Aim: All of the data below must be repeated exactly.

── Records for this exercise

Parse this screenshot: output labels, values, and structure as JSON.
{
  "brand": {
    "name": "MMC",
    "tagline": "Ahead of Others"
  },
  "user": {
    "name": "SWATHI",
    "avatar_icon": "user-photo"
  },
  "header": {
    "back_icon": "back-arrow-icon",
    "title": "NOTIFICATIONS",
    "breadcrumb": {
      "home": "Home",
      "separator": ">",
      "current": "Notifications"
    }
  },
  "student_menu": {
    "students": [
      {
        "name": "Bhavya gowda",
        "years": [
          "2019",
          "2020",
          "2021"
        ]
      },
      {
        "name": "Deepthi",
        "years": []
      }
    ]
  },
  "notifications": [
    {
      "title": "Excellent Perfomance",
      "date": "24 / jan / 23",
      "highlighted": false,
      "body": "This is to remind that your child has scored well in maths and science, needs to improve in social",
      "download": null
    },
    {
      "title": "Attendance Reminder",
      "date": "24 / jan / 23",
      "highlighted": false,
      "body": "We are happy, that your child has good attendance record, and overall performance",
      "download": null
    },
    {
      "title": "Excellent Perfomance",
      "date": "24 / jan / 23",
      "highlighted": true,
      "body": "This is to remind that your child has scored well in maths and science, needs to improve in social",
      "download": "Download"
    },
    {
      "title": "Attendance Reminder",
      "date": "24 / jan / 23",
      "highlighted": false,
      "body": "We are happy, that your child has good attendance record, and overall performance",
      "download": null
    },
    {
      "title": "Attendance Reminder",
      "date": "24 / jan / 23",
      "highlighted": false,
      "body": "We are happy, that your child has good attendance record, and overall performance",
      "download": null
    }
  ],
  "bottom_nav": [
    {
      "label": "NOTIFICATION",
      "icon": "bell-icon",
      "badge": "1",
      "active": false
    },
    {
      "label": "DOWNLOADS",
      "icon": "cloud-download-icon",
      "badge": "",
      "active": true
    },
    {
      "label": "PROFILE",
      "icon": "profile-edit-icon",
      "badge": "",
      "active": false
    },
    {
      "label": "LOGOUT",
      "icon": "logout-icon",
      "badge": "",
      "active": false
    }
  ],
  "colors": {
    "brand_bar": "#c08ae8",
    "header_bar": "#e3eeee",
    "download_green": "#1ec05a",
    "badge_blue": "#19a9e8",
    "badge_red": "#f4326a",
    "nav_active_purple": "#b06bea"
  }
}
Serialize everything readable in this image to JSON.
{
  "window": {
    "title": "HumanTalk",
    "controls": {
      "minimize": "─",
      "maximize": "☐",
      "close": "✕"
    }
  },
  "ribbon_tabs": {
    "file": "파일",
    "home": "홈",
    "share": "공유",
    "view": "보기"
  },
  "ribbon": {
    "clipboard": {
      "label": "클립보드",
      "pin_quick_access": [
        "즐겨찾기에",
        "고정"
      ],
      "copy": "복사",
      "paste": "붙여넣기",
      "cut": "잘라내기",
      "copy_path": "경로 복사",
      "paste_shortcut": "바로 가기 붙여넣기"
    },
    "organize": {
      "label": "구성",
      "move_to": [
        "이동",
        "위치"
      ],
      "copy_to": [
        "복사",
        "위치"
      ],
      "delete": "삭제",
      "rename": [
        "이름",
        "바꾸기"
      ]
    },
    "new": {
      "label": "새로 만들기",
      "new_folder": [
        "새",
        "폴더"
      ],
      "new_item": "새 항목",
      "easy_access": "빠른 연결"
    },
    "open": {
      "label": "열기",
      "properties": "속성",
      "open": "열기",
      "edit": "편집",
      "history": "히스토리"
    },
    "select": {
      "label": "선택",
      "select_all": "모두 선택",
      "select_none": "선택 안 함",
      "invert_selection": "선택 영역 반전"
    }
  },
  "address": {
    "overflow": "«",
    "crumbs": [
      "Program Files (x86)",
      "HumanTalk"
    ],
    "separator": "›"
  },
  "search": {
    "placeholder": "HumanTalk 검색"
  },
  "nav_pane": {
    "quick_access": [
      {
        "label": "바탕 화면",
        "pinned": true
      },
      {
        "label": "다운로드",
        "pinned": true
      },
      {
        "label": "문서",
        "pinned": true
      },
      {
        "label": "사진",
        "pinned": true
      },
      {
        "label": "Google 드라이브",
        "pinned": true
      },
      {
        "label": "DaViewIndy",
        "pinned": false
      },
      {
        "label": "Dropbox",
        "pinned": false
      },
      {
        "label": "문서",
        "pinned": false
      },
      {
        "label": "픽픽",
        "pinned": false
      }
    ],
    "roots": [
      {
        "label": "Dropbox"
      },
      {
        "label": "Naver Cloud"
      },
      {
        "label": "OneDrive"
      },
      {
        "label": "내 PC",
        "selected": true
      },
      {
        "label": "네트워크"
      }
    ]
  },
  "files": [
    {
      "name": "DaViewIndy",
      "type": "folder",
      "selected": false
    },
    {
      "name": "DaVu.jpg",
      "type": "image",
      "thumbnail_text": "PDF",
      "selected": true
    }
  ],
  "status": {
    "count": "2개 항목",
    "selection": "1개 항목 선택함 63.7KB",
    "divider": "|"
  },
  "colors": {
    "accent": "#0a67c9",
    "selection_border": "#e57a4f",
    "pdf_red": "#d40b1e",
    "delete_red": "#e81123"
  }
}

────

Output below:
Parse this screenshot: output labels, values, and structure as JSON.
{
  "brand": {
    "name": "MMC",
    "tagline": "Ahead of Others"
  },
  "user": {
    "name": "SWATHI",
    "avatar_icon": "user-photo"
  },
  "header": {
    "back_icon": "back-arrow-icon",
    "title": "NOTIFICATIONS",
    "breadcrumb": {
      "home": "Home",
      "separator": ">",
      "current": "Notifications"
    }
  },
  "student_menu": {
    "students": [
      {
        "name": "Bhavya gowda",
        "years": [
          "2019",
          "2020",
          "2021"
        ]
      },
      {
        "name": "Deepthi",
        "years": []
      }
    ]
  },
  "notifications": [
    {
      "title": "Excellent Perfomance",
      "date": "24 / jan / 23",
      "highlighted": false,
      "body": "This is to remind that your child has scored well in maths and science, needs to improve in social",
      "download": null
    },
    {
      "title": "Attendance Reminder",
      "date": "24 / jan / 23",
      "highlighted": false,
      "body": "We are happy, that your child has good attendance record, and overall performance",
      "download": null
    },
    {
      "title": "Excellent Perfomance",
      "date": "24 / jan / 23",
      "highlighted": true,
      "body": "This is to remind that your child has scored well in maths and science, needs to improve in social",
      "download": "Download"
    },
    {
      "title": "Attendance Reminder",
      "date": "24 / jan / 23",
      "highlighted": false,
      "body": "We are happy, that your child has good attendance record, and overall performance",
      "download": null
    },
    {
      "title": "Attendance Reminder",
      "date": "24 / jan / 23",
      "highlighted": false,
      "body": "We are happy, that your child has good attendance record, and overall performance",
      "download": null
    }
  ],
  "bottom_nav": [
    {
      "label": "NOTIFICATION",
      "icon": "bell-icon",
      "badge": "1",
      "active": false
    },
    {
      "label": "DOWNLOADS",
      "icon": "cloud-download-icon",
      "badge": "",
      "active": true
    },
    {
      "label": "PROFILE",
      "icon": "profile-edit-icon",
      "badge": "",
      "active": false
    },
    {
      "label": "LOGOUT",
      "icon": "logout-icon",
      "badge": "",
      "active": false
    }
  ],
  "colors": {
    "brand_bar": "#c08ae8",
    "header_bar": "#e3eeee",
    "download_green": "#1ec05a",
    "badge_blue": "#19a9e8",
    "badge_red": "#f4326a",
    "nav_active_purple": "#b06bea"
  }
}
Serialize everything readable in this image to JSON.
{
  "window": {
    "title": "HumanTalk",
    "controls": {
      "minimize": "─",
      "maximize": "☐",
      "close": "✕"
    }
  },
  "ribbon_tabs": {
    "file": "파일",
    "home": "홈",
    "share": "공유",
    "view": "보기"
  },
  "ribbon": {
    "clipboard": {
      "label": "클립보드",
      "pin_quick_access": [
        "즐겨찾기에",
        "고정"
      ],
      "copy": "복사",
      "paste": "붙여넣기",
      "cut": "잘라내기",
      "copy_path": "경로 복사",
      "paste_shortcut": "바로 가기 붙여넣기"
    },
    "organize": {
      "label": "구성",
      "move_to": [
        "이동",
        "위치"
      ],
      "copy_to": [
        "복사",
        "위치"
      ],
      "delete": "삭제",
      "rename": [
        "이름",
        "바꾸기"
      ]
    },
    "new": {
      "label": "새로 만들기",
      "new_folder": [
        "새",
        "폴더"
      ],
      "new_item": "새 항목",
      "easy_access": "빠른 연결"
    },
    "open": {
      "label": "열기",
      "properties": "속성",
      "open": "열기",
      "edit": "편집",
      "history": "히스토리"
    },
    "select": {
      "label": "선택",
      "select_all": "모두 선택",
      "select_none": "선택 안 함",
      "invert_selection": "선택 영역 반전"
    }
  },
  "address": {
    "overflow": "«",
    "crumbs": [
      "Program Files (x86)",
      "HumanTalk"
    ],
    "separator": "›"
  },
  "search": {
    "placeholder": "HumanTalk 검색"
  },
  "nav_pane": {
    "quick_access": [
      {
        "label": "바탕 화면",
        "pinned": true
      },
      {
        "label": "다운로드",
        "pinned": true
      },
      {
        "label": "문서",
        "pinned": true
      },
      {
        "label": "사진",
        "pinned": true
      },
      {
        "label": "Google 드라이브",
        "pinned": true
      },
      {
        "label": "DaViewIndy",
        "pinned": false
      },
      {
        "label": "Dropbox",
        "pinned": false
      },
      {
        "label": "문서",
        "pinned": false
      },
      {
        "label": "픽픽",
        "pinned": false
      }
    ],
    "roots": [
      {
        "label": "Dropbox"
      },
      {
        "label": "Naver Cloud"
      },
      {
        "label": "OneDrive"
      },
      {
        "label": "내 PC",
        "selected": true
      },
      {
        "label": "네트워크"
      }
    ]
  },
  "files": [
    {
      "name": "DaViewIndy",
      "type": "folder",
      "selected": false
    },
    {
      "name": "DaVu.jpg",
      "type": "image",
      "thumbnail_text": "PDF",
      "selected": true
    }
  ],
  "status": {
    "count": "2개 항목",
    "selection": "1개 항목 선택함 63.7KB",
    "divider": "|"
  },
  "colors": {
    "accent": "#0a67c9",
    "selection_border": "#e57a4f",
    "pdf_red": "#d40b1e",
    "delete_red": "#e81123"
  }
}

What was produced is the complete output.